------ Provided records ------

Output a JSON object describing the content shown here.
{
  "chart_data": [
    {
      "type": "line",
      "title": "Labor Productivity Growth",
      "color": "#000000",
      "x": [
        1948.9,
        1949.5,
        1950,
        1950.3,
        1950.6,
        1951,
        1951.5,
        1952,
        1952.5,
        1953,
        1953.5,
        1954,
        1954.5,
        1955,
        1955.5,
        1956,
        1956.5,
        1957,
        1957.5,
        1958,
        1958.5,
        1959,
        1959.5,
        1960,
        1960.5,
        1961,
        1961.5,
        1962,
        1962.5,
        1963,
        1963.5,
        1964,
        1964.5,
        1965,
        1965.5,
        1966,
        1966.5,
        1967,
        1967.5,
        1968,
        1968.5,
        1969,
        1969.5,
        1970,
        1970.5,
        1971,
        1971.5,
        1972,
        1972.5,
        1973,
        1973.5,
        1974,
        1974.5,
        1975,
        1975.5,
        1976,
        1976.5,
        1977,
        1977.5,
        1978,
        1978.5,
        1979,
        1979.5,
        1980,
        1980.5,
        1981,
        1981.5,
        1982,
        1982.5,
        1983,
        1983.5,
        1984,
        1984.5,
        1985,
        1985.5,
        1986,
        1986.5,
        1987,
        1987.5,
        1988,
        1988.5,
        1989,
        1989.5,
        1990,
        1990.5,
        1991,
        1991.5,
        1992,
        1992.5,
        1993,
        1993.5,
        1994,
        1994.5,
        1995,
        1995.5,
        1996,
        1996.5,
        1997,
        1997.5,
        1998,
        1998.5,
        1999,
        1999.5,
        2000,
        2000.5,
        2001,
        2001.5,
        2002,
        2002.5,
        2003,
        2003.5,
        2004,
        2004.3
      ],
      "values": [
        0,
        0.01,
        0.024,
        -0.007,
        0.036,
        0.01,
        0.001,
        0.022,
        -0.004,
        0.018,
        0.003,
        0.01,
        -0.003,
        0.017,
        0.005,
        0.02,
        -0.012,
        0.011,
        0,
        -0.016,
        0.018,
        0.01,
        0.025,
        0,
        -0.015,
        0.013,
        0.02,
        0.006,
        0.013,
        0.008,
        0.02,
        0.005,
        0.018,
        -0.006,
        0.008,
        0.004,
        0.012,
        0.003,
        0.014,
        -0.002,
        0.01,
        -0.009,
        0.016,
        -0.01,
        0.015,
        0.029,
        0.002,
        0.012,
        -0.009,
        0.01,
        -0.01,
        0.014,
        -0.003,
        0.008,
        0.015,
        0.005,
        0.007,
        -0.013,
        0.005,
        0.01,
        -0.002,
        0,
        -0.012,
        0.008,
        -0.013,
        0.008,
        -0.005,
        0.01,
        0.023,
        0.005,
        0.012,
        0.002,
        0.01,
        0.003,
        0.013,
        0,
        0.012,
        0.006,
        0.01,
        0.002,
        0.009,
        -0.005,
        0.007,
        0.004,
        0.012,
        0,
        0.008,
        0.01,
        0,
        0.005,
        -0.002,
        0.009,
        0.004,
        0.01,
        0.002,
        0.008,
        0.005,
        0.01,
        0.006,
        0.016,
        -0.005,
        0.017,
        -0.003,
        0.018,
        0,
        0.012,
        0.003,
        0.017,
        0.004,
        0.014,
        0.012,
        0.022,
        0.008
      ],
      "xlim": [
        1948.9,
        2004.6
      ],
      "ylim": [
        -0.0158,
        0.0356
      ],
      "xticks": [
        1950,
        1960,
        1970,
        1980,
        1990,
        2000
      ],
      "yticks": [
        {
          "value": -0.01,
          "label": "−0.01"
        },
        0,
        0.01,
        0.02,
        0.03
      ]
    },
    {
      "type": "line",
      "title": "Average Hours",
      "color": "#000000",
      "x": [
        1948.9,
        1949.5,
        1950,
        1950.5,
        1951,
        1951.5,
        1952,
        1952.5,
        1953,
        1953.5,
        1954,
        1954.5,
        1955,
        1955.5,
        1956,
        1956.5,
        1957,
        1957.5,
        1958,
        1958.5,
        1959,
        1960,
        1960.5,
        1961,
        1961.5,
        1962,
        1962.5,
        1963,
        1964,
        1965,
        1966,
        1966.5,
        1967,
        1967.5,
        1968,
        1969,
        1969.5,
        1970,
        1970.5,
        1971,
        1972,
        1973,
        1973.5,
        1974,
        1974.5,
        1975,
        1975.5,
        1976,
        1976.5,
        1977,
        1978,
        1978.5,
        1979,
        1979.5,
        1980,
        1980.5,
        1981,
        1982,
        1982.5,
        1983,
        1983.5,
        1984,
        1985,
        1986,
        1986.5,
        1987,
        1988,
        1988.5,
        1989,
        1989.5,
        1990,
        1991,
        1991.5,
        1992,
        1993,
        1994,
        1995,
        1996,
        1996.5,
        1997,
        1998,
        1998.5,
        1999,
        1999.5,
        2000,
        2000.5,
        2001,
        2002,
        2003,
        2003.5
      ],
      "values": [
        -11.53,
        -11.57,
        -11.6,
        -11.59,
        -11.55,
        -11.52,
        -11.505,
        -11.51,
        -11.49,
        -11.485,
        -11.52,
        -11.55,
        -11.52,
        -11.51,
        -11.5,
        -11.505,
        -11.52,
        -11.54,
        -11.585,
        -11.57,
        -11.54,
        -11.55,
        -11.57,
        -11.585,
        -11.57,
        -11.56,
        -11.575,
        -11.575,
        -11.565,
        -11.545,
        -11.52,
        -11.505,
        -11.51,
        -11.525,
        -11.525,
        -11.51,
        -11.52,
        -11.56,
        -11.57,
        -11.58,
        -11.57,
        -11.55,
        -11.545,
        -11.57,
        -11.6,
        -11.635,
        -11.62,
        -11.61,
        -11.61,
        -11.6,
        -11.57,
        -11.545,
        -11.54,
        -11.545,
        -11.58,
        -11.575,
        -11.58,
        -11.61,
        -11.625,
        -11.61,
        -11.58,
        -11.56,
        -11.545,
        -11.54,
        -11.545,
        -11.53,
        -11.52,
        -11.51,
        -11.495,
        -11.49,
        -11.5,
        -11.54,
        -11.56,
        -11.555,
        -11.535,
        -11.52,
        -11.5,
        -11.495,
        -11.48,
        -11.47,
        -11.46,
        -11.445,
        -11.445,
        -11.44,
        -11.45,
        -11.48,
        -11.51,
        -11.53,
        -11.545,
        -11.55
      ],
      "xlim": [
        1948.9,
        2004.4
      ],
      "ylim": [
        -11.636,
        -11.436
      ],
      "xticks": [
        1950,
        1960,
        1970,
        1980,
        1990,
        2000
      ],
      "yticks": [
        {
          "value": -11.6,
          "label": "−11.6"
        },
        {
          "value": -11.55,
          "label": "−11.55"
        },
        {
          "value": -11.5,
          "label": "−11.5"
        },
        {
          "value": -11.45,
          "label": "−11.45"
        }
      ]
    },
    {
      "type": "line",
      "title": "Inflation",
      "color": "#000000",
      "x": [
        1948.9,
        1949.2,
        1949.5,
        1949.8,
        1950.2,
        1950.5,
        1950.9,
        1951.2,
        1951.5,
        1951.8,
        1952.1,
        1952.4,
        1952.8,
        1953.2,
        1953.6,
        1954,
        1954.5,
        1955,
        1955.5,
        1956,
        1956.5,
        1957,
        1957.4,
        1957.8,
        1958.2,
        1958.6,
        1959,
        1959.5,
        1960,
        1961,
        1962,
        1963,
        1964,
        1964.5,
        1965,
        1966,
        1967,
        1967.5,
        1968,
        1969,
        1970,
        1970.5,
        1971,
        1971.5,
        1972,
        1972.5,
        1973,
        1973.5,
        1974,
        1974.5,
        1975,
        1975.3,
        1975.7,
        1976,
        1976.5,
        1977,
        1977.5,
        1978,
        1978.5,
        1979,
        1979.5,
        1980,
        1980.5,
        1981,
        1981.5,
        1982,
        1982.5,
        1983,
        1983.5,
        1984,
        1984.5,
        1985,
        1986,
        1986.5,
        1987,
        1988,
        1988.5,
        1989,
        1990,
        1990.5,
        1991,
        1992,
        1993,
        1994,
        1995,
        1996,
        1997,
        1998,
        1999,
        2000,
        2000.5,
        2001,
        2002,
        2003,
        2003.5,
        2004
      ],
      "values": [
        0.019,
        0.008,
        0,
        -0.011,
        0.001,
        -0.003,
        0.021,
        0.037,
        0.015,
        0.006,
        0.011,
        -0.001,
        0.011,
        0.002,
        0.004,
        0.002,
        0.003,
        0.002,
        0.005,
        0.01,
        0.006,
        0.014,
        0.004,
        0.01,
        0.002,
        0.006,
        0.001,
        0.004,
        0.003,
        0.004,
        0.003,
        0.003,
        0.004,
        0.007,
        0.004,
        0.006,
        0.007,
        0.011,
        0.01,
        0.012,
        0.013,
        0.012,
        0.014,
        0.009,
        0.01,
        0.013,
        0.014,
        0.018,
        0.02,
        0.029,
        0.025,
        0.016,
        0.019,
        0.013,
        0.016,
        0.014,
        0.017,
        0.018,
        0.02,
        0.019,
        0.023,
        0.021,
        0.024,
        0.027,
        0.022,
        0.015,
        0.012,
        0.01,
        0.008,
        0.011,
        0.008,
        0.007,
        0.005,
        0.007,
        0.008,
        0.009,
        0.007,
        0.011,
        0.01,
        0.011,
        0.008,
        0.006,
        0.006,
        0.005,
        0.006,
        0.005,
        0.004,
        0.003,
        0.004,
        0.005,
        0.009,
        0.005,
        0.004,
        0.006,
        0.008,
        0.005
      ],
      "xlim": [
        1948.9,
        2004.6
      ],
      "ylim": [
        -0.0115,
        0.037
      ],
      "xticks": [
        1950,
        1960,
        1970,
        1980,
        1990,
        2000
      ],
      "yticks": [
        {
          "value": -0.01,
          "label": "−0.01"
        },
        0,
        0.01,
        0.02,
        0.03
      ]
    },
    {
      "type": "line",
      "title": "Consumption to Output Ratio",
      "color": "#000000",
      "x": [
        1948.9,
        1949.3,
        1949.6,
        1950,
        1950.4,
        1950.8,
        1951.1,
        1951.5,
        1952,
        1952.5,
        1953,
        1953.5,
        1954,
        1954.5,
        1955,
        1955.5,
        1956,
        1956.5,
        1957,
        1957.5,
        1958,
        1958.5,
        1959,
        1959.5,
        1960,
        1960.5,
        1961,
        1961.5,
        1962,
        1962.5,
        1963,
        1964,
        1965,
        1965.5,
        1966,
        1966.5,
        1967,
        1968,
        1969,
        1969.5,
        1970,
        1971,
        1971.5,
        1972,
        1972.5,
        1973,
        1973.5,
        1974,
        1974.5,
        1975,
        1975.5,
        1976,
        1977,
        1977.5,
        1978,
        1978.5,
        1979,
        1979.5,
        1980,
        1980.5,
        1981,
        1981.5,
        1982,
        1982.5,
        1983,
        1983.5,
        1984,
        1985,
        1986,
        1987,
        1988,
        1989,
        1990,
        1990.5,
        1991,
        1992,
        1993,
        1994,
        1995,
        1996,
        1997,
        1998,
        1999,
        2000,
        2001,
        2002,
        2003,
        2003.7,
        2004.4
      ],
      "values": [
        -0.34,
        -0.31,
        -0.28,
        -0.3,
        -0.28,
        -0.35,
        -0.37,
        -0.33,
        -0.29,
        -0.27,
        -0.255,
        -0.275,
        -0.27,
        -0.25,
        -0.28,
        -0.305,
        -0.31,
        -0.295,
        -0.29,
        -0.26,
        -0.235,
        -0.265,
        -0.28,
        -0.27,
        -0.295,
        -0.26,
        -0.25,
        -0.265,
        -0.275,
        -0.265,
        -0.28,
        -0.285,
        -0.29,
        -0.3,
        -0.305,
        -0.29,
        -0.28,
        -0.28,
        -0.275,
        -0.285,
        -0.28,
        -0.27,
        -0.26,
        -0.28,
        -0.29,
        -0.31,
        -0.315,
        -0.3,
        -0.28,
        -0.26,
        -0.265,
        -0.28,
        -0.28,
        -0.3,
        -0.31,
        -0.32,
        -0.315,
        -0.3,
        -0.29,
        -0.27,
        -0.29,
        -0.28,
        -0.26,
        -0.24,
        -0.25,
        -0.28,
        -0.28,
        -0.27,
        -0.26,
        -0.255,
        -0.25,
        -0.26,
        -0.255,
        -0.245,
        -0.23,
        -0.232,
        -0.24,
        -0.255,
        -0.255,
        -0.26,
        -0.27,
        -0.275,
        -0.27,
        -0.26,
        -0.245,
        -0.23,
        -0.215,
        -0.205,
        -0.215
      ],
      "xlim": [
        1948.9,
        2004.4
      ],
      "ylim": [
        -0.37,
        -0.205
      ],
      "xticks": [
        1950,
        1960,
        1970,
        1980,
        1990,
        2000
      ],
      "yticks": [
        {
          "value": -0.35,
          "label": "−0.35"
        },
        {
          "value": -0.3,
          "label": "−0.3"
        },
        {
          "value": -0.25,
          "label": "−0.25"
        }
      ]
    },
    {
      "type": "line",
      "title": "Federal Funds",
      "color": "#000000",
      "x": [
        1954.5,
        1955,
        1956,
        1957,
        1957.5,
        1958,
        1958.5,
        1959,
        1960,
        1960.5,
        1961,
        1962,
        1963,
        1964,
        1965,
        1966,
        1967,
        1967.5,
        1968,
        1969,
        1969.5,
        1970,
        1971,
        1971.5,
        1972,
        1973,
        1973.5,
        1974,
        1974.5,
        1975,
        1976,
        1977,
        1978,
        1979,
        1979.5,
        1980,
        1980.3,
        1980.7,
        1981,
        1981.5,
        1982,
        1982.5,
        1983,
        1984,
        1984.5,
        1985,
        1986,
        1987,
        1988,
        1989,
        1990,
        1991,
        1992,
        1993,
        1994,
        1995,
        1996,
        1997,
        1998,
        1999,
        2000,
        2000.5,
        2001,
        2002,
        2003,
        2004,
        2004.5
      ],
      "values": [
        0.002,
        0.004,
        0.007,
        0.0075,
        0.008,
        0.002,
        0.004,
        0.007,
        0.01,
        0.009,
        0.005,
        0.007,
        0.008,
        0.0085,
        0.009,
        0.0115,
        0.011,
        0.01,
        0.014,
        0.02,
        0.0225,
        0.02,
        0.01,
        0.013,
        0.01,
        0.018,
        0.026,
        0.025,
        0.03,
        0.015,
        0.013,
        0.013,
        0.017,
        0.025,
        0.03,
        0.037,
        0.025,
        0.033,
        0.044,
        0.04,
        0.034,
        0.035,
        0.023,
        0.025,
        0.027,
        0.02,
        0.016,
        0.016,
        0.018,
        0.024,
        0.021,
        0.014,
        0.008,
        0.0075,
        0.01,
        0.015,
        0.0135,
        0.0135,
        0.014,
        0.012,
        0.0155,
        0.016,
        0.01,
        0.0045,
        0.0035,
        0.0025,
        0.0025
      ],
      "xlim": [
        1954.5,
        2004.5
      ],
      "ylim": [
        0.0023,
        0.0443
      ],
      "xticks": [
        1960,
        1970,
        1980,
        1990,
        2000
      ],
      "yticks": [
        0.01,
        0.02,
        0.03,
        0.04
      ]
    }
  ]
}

------

→ Requirement
Locate all lines that include the word "Output" and copy them out.

→ Problem solution
Output a JSON object describing the content shown here.
      "title": "Consumption to Output Ratio",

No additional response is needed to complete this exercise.